REQUIRED TASK ▸
Say how many lines in the records include the string "مسألة", adding no other words.

MATERIAL SHOWN ▸
*-*-*

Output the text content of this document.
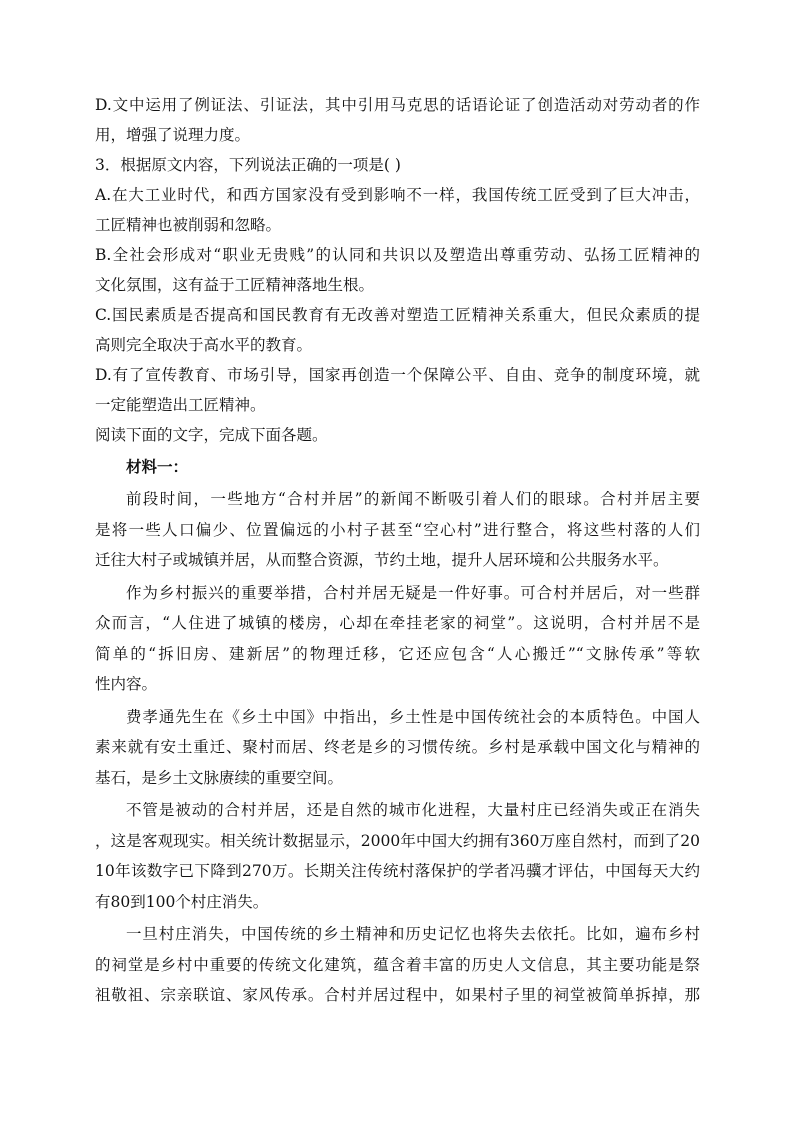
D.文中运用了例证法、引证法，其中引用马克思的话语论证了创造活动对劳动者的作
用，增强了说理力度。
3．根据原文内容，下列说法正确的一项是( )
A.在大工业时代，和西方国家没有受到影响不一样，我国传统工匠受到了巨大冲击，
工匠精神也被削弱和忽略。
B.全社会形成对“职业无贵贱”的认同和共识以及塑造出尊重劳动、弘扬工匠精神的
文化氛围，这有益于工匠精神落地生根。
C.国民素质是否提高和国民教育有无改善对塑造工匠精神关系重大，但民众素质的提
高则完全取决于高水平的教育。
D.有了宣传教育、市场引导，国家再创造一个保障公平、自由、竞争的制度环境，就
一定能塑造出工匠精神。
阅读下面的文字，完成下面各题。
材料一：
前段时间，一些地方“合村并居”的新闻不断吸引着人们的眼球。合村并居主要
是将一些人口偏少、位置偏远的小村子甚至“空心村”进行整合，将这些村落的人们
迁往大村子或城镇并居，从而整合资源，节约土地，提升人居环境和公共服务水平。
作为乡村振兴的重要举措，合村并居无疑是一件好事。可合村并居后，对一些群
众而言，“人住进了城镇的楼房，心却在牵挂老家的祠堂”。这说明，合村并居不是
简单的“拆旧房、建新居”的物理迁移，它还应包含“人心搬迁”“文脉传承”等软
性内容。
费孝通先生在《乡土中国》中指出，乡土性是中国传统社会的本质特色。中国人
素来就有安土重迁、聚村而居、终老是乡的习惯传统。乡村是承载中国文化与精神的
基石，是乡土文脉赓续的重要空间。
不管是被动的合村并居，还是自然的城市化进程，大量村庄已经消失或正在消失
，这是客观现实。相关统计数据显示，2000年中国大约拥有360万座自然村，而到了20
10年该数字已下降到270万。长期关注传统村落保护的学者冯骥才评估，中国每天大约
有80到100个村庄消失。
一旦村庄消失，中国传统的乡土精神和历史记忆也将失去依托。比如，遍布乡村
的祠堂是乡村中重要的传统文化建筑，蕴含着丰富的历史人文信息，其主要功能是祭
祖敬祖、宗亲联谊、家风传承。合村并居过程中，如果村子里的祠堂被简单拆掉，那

*-*-*

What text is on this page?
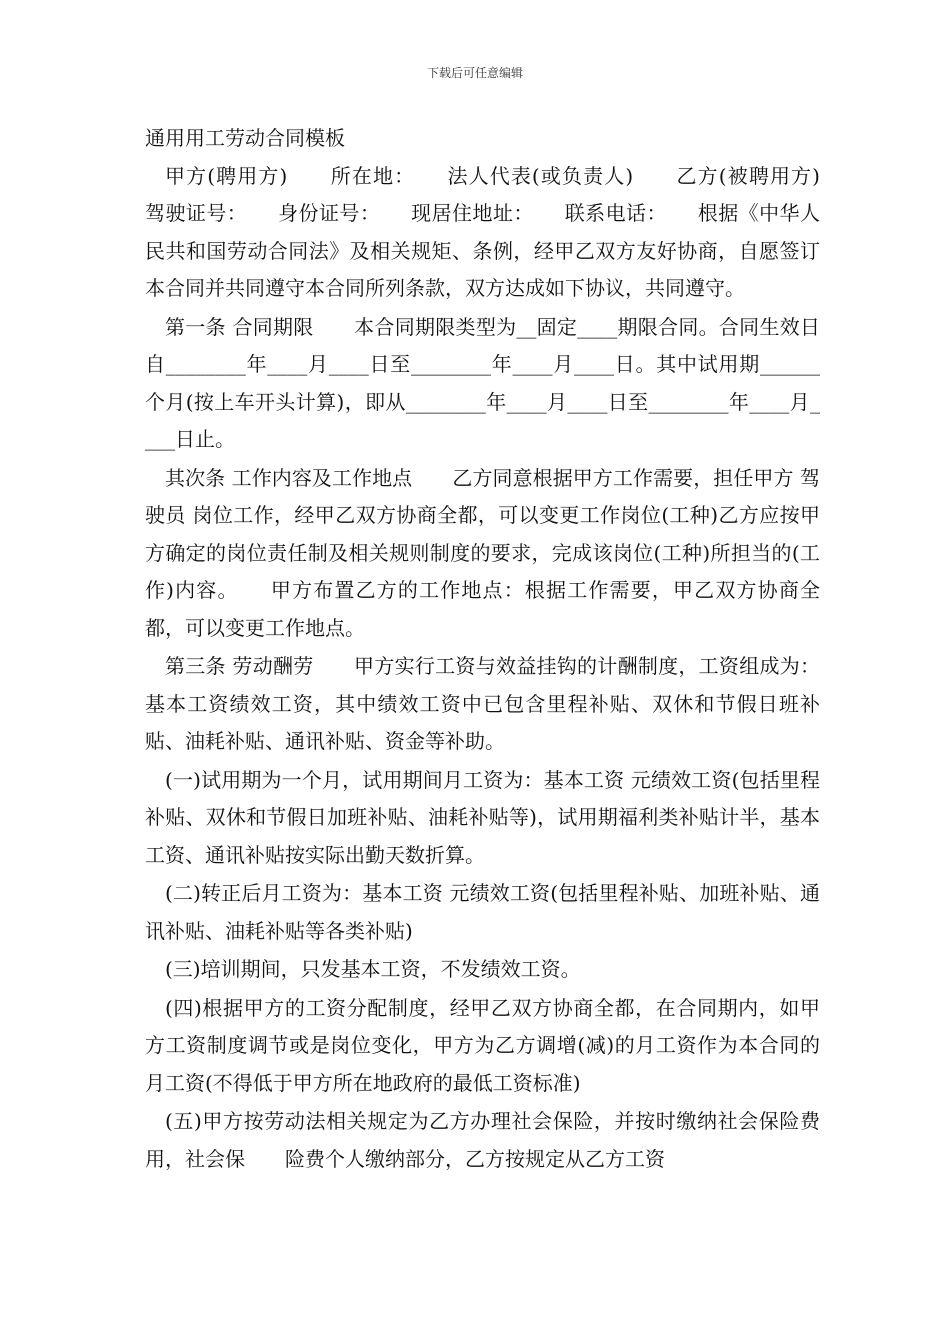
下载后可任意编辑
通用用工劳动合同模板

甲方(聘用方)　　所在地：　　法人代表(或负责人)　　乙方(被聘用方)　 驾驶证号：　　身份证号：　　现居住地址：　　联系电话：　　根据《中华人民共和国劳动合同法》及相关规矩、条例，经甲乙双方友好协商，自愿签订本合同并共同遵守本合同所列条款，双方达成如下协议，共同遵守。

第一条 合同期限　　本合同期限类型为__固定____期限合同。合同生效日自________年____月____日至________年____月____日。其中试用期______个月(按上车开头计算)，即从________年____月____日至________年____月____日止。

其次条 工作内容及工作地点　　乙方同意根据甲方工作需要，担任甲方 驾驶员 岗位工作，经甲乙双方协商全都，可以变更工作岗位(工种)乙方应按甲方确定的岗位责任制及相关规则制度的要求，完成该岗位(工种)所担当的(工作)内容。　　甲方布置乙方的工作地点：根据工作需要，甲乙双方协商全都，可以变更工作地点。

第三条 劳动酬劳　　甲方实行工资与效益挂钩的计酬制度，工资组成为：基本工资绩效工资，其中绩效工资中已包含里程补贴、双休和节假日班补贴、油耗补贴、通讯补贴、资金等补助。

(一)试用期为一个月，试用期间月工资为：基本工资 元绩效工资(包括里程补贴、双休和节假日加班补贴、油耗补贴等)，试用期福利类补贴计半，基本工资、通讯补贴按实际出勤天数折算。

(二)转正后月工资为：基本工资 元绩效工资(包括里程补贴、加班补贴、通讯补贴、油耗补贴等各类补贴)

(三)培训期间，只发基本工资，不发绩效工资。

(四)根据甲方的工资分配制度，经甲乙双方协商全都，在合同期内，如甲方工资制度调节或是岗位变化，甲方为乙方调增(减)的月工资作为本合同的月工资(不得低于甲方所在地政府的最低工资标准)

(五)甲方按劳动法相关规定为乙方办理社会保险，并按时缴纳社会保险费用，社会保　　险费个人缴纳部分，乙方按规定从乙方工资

*-*-*

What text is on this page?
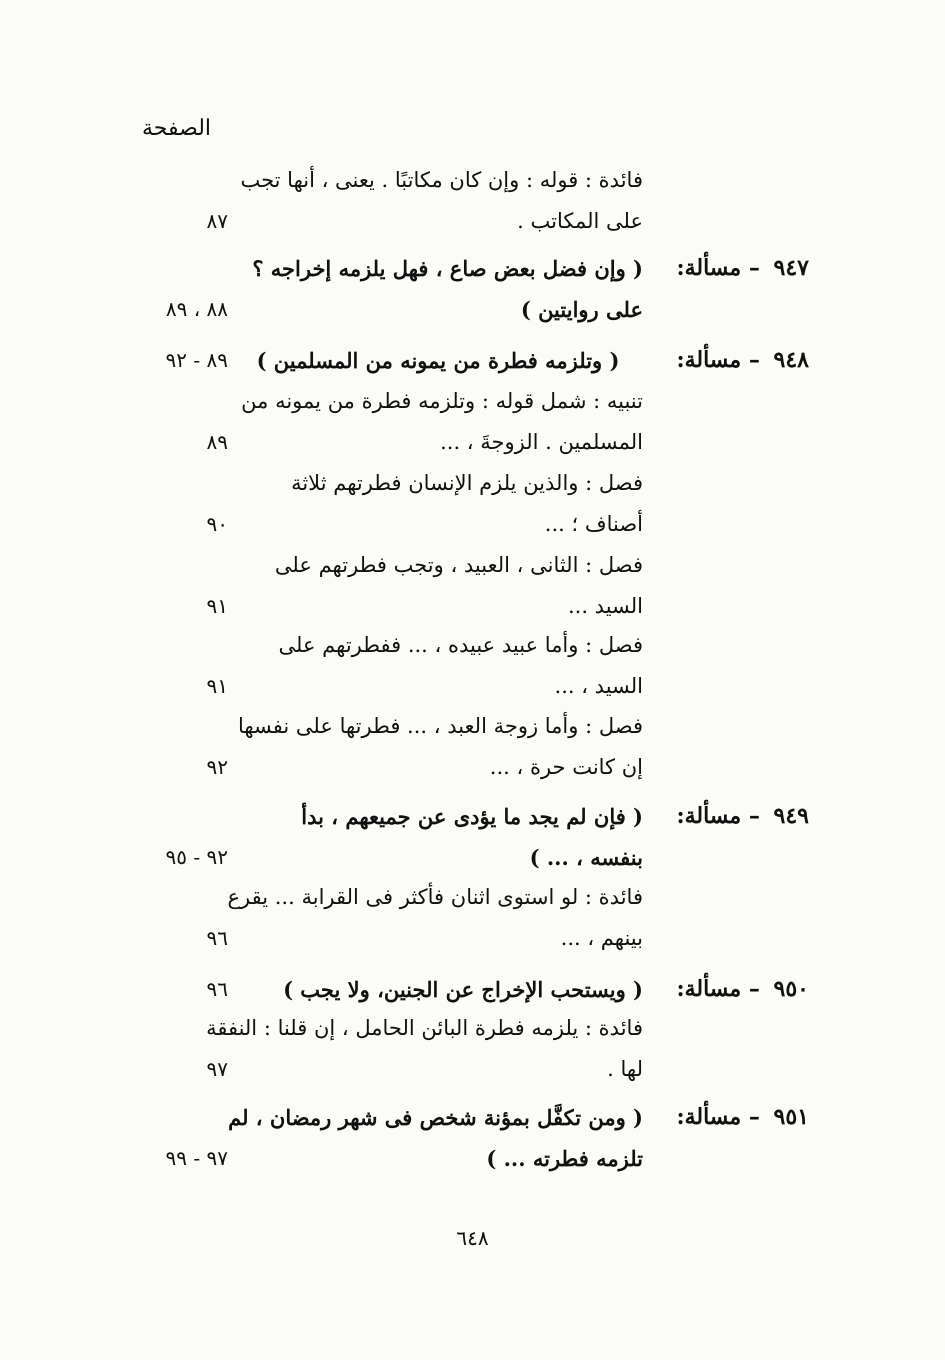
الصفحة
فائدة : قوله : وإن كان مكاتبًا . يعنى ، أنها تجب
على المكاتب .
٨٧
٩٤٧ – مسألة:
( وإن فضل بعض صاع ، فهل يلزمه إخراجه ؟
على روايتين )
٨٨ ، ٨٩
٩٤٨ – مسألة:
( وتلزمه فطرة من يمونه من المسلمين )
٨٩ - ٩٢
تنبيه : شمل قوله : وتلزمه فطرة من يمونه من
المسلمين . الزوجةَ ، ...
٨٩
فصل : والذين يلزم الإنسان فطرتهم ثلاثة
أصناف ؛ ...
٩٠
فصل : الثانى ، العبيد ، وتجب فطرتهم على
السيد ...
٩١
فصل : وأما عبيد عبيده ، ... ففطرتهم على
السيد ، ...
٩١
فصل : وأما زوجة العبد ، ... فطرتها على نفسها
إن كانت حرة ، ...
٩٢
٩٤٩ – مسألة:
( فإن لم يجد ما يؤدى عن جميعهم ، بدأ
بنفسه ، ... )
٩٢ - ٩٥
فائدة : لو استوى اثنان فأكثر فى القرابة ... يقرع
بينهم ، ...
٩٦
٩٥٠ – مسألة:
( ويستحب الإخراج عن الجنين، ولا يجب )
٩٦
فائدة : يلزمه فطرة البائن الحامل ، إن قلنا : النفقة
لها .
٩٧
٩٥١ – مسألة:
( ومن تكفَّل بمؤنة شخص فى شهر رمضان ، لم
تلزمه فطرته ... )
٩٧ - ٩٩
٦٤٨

*-*-*

RESULT BELOW ▸
5